[Dataset entries]

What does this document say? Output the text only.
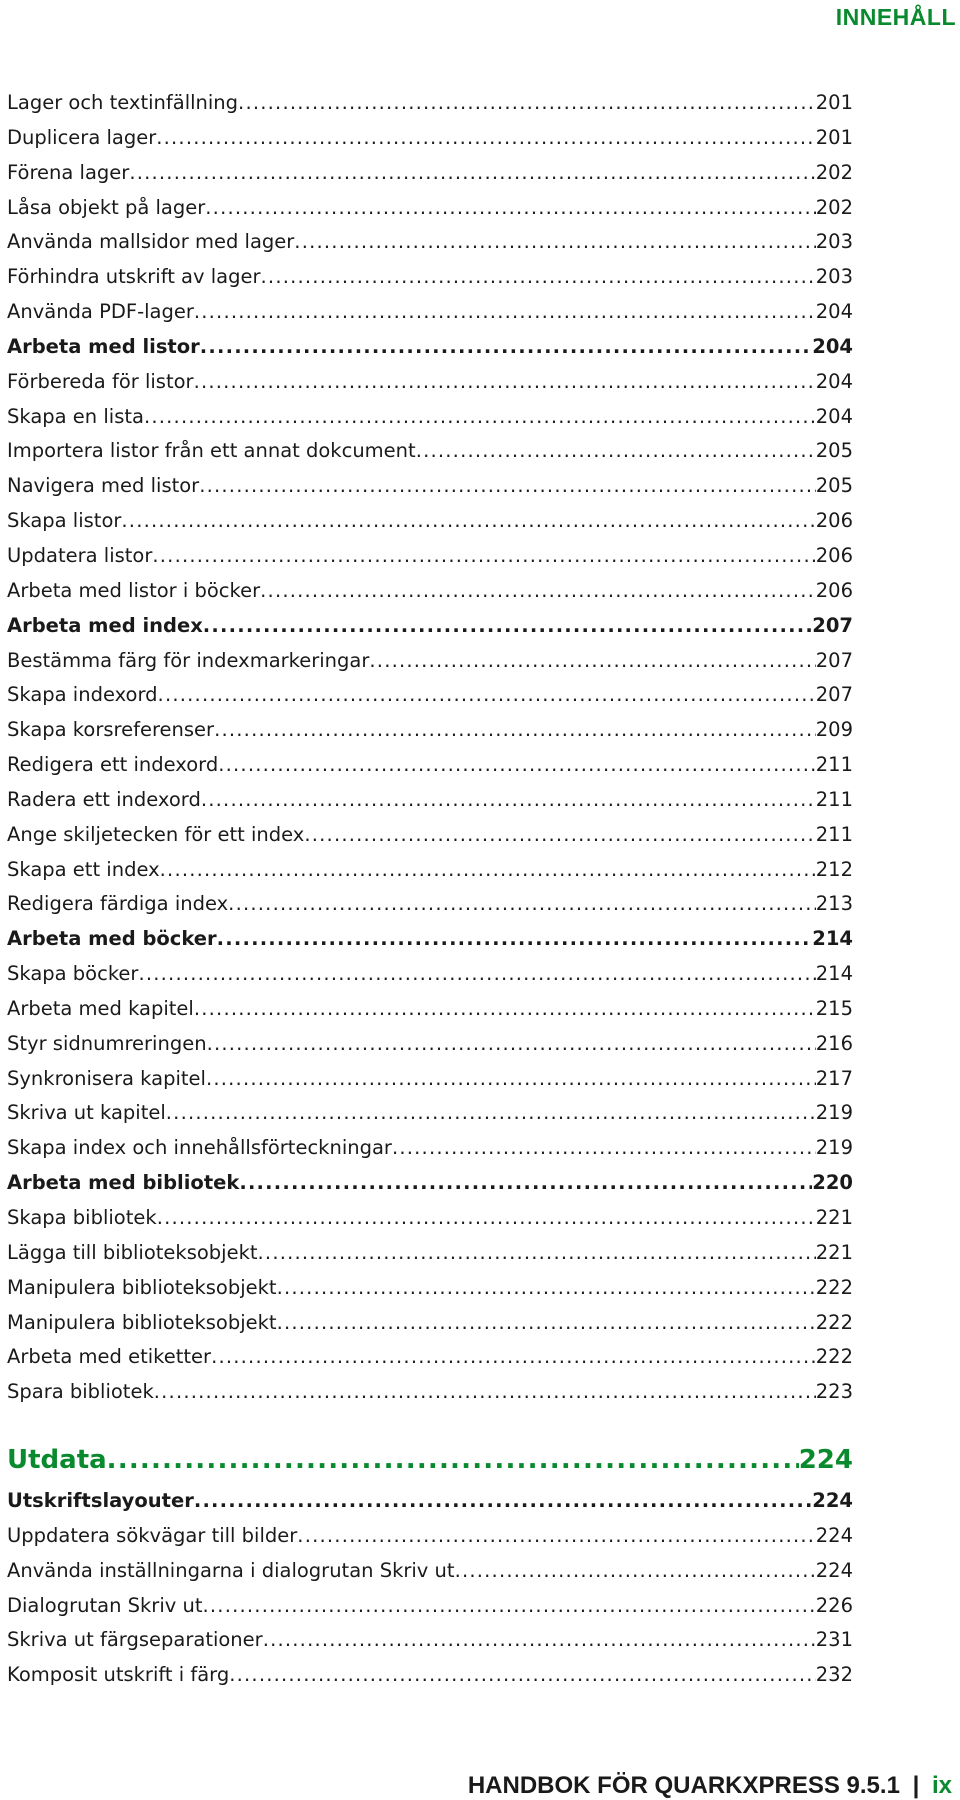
INNEHÅLL
Lager och textinfällning .....	201
Duplicera lager .....	201
Förena lager .....	202
Låsa objekt på lager .....	202
Använda mallsidor med lager .....	203
Förhindra utskrift av lager .....	203
Använda PDF-lager .....	204
Arbeta med listor .....	204
Förbereda för listor .....	204
Skapa en lista .....	204
Importera listor från ett annat dokcument .....	205
Navigera med listor .....	205
Skapa listor .....	206
Updatera listor .....	206
Arbeta med listor i böcker .....	206
Arbeta med index .....	207
Bestämma färg för indexmarkeringar .....	207
Skapa indexord .....	207
Skapa korsreferenser .....	209
Redigera ett indexord .....	211
Radera ett indexord .....	211
Ange skiljetecken för ett index .....	211
Skapa ett index .....	212
Redigera färdiga index .....	213
Arbeta med böcker .....	214
Skapa böcker .....	214
Arbeta med kapitel .....	215
Styr sidnumreringen .....	216
Synkronisera kapitel .....	217
Skriva ut kapitel .....	219
Skapa index och innehållsförteckningar .....	219
Arbeta med bibliotek .....	220
Skapa bibliotek .....	221
Lägga till biblioteksobjekt .....	221
Manipulera biblioteksobjekt .....	222
Manipulera biblioteksobjekt .....	222
Arbeta med etiketter .....	222
Spara bibliotek .....	223
Utdata .....	224
Utskriftslayouter .....	224
Uppdatera sökvägar till bilder .....	224
Använda inställningarna i dialogrutan Skriv ut .....	224
Dialogrutan Skriv ut .....	226
Skriva ut färgseparationer .....	231
Komposit utskrift i färg .....	232
HANDBOK FÖR QUARKXPRESS 9.5.1 | ix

Written problem =
Return every line above in which the string "Skapa" occurs.

The answer =
Skapa en lista .....	204
Skapa listor .....	206
Skapa indexord .....	207
Skapa korsreferenser .....	209
Skapa ett index .....	212
Skapa böcker .....	214
Skapa index och innehållsförteckningar .....	219
Skapa bibliotek .....	221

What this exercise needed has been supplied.